* _Short task_
Search the data for the string "description" and gather each line it is in.

|---|

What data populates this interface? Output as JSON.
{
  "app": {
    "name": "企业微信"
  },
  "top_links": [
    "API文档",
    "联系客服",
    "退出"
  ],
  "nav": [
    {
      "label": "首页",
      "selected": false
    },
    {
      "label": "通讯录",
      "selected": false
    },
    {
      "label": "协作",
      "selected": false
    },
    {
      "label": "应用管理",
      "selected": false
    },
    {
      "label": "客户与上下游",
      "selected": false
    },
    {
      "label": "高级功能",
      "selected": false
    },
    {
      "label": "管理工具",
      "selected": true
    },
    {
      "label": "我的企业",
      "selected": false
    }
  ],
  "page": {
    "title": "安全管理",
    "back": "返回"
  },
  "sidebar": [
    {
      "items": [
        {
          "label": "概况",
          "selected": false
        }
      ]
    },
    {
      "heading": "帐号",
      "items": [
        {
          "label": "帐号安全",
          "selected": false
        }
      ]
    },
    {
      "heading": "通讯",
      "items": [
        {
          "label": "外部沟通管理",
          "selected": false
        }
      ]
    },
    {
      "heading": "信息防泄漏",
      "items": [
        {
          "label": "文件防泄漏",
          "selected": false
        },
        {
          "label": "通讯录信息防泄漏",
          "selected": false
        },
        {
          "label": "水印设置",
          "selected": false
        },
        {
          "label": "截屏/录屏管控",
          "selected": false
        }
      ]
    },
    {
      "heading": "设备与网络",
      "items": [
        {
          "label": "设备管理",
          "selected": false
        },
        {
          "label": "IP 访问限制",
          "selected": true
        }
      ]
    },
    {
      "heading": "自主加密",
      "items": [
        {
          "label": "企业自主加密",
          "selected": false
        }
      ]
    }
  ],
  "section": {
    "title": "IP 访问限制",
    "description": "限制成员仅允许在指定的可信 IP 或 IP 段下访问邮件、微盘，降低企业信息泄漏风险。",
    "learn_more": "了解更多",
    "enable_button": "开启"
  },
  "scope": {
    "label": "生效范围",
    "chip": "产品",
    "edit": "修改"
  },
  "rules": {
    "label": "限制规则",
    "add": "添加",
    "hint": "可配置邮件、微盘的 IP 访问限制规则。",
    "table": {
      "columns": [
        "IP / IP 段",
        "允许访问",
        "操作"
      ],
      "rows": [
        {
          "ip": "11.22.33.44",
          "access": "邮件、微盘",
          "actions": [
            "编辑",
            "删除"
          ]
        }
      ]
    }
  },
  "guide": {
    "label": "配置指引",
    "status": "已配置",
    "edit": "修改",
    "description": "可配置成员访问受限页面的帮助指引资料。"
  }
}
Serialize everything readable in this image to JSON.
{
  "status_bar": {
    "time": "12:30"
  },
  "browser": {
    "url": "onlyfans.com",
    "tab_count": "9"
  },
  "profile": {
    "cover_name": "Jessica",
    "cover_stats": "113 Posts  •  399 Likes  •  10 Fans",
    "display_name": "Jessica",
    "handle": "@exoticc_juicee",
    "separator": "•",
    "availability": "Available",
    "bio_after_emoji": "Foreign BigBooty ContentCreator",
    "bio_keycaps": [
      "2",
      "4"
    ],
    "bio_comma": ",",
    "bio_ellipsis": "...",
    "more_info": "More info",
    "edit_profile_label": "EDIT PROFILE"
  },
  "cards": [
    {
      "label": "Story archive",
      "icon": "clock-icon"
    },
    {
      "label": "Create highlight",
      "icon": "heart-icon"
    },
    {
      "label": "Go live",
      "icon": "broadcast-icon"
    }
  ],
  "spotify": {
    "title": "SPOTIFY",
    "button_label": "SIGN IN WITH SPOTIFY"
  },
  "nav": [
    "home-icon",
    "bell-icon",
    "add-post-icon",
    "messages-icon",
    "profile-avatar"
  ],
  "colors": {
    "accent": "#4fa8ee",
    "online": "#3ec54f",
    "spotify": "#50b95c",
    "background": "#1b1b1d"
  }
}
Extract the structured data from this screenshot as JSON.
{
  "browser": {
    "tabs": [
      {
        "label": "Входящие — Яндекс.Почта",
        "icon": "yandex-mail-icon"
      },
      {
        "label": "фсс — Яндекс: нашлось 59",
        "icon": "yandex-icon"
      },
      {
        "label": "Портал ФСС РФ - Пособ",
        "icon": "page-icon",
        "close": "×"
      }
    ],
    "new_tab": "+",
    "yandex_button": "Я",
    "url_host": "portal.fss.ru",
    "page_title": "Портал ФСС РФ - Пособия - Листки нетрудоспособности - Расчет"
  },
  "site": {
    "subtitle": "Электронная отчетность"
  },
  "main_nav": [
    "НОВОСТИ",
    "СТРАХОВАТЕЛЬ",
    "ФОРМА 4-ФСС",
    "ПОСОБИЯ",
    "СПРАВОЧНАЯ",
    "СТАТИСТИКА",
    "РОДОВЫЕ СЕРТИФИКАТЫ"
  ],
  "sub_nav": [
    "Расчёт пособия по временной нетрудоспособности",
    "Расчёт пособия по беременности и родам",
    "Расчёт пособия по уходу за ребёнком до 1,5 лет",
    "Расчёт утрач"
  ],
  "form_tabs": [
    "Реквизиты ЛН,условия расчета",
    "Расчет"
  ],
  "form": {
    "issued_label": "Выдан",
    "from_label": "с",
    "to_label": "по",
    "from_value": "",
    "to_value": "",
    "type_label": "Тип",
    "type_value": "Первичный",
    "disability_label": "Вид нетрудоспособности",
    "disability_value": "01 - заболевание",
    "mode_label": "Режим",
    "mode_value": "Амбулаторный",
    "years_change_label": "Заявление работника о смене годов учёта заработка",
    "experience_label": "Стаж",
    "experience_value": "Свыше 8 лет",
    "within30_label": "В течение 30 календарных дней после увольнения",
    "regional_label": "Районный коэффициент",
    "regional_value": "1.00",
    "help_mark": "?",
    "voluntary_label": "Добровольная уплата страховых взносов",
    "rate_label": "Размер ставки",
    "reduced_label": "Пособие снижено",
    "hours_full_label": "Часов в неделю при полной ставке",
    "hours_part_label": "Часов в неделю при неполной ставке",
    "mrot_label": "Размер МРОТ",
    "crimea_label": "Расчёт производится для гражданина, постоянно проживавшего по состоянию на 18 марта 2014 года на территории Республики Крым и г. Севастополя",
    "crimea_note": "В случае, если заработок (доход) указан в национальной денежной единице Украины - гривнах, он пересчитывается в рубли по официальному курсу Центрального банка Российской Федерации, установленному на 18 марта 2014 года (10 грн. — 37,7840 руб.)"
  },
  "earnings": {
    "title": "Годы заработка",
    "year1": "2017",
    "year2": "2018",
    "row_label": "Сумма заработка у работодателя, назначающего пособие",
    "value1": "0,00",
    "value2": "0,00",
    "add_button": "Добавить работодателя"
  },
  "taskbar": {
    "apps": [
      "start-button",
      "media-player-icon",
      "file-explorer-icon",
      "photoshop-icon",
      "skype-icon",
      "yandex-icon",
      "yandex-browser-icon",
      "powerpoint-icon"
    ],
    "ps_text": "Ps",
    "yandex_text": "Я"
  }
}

|---|

* _Full response_
    "description": "限制成员仅允许在指定的可信 IP 或 IP 段下访问邮件、微盘，降低企业信息泄漏风险。",
    "description": "可配置成员访问受限页面的帮助指引资料。"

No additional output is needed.